▸ What you should do:
Restate the records in their entirety, word for word.
▬▬▬▬▬▬▬▬▬▬
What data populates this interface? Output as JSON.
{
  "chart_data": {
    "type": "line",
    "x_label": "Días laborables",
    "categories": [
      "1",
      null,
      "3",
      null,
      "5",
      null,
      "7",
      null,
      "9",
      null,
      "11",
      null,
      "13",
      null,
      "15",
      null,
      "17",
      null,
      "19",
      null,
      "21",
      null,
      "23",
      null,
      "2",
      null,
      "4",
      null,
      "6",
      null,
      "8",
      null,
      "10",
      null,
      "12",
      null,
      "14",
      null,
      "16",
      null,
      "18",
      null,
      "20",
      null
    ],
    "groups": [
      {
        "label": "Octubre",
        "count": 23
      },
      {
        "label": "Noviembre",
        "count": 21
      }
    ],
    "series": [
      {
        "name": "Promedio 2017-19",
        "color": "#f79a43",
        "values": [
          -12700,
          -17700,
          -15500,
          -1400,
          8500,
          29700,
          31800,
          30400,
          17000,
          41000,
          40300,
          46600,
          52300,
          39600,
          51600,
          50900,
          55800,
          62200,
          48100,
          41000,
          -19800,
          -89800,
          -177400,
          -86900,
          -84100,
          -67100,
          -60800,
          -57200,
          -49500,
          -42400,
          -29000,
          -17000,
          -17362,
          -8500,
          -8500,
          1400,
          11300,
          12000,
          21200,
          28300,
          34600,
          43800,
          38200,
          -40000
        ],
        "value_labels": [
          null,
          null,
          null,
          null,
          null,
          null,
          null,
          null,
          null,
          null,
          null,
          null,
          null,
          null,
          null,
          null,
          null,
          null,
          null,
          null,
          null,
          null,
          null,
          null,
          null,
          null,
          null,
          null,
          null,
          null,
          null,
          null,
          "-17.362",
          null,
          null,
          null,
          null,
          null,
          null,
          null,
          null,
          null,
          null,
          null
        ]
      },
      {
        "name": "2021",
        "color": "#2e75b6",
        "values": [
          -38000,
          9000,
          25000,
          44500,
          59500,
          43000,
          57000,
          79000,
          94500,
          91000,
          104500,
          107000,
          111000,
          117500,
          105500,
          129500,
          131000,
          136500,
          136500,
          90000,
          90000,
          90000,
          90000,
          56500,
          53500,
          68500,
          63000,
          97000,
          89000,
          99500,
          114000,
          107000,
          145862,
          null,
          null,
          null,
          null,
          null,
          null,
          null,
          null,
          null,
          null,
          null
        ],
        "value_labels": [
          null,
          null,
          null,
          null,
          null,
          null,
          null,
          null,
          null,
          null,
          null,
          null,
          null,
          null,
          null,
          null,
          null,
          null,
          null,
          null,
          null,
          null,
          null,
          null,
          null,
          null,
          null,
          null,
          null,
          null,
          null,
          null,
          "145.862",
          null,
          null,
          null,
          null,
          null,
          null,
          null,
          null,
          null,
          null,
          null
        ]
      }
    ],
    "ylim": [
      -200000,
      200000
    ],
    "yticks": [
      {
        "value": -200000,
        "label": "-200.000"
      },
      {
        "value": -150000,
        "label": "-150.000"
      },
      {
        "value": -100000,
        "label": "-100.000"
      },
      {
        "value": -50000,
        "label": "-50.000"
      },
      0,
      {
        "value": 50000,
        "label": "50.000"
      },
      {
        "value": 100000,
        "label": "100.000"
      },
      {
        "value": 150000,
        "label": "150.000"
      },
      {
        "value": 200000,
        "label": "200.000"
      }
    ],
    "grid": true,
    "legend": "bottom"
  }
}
▬▬▬▬▬▬▬▬▬▬
▸ Written solution:
What data populates this interface? Output as JSON.
{
  "chart_data": {
    "type": "line",
    "x_label": "Días laborables",
    "categories": [
      "1",
      null,
      "3",
      null,
      "5",
      null,
      "7",
      null,
      "9",
      null,
      "11",
      null,
      "13",
      null,
      "15",
      null,
      "17",
      null,
      "19",
      null,
      "21",
      null,
      "23",
      null,
      "2",
      null,
      "4",
      null,
      "6",
      null,
      "8",
      null,
      "10",
      null,
      "12",
      null,
      "14",
      null,
      "16",
      null,
      "18",
      null,
      "20",
      null
    ],
    "groups": [
      {
        "label": "Octubre",
        "count": 23
      },
      {
        "label": "Noviembre",
        "count": 21
      }
    ],
    "series": [
      {
        "name": "Promedio 2017-19",
        "color": "#f79a43",
        "values": [
          -12700,
          -17700,
          -15500,
          -1400,
          8500,
          29700,
          31800,
          30400,
          17000,
          41000,
          40300,
          46600,
          52300,
          39600,
          51600,
          50900,
          55800,
          62200,
          48100,
          41000,
          -19800,
          -89800,
          -177400,
          -86900,
          -84100,
          -67100,
          -60800,
          -57200,
          -49500,
          -42400,
          -29000,
          -17000,
          -17362,
          -8500,
          -8500,
          1400,
          11300,
          12000,
          21200,
          28300,
          34600,
          43800,
          38200,
          -40000
        ],
        "value_labels": [
          null,
          null,
          null,
          null,
          null,
          null,
          null,
          null,
          null,
          null,
          null,
          null,
          null,
          null,
          null,
          null,
          null,
          null,
          null,
          null,
          null,
          null,
          null,
          null,
          null,
          null,
          null,
          null,
          null,
          null,
          null,
          null,
          "-17.362",
          null,
          null,
          null,
          null,
          null,
          null,
          null,
          null,
          null,
          null,
          null
        ]
      },
      {
        "name": "2021",
        "color": "#2e75b6",
        "values": [
          -38000,
          9000,
          25000,
          44500,
          59500,
          43000,
          57000,
          79000,
          94500,
          91000,
          104500,
          107000,
          111000,
          117500,
          105500,
          129500,
          131000,
          136500,
          136500,
          90000,
          90000,
          90000,
          90000,
          56500,
          53500,
          68500,
          63000,
          97000,
          89000,
          99500,
          114000,
          107000,
          145862,
          null,
          null,
          null,
          null,
          null,
          null,
          null,
          null,
          null,
          null,
          null
        ],
        "value_labels": [
          null,
          null,
          null,
          null,
          null,
          null,
          null,
          null,
          null,
          null,
          null,
          null,
          null,
          null,
          null,
          null,
          null,
          null,
          null,
          null,
          null,
          null,
          null,
          null,
          null,
          null,
          null,
          null,
          null,
          null,
          null,
          null,
          "145.862",
          null,
          null,
          null,
          null,
          null,
          null,
          null,
          null,
          null,
          null,
          null
        ]
      }
    ],
    "ylim": [
      -200000,
      200000
    ],
    "yticks": [
      {
        "value": -200000,
        "label": "-200.000"
      },
      {
        "value": -150000,
        "label": "-150.000"
      },
      {
        "value": -100000,
        "label": "-100.000"
      },
      {
        "value": -50000,
        "label": "-50.000"
      },
      0,
      {
        "value": 50000,
        "label": "50.000"
      },
      {
        "value": 100000,
        "label": "100.000"
      },
      {
        "value": 150000,
        "label": "150.000"
      },
      {
        "value": 200000,
        "label": "200.000"
      }
    ],
    "grid": true,
    "legend": "bottom"
  }
}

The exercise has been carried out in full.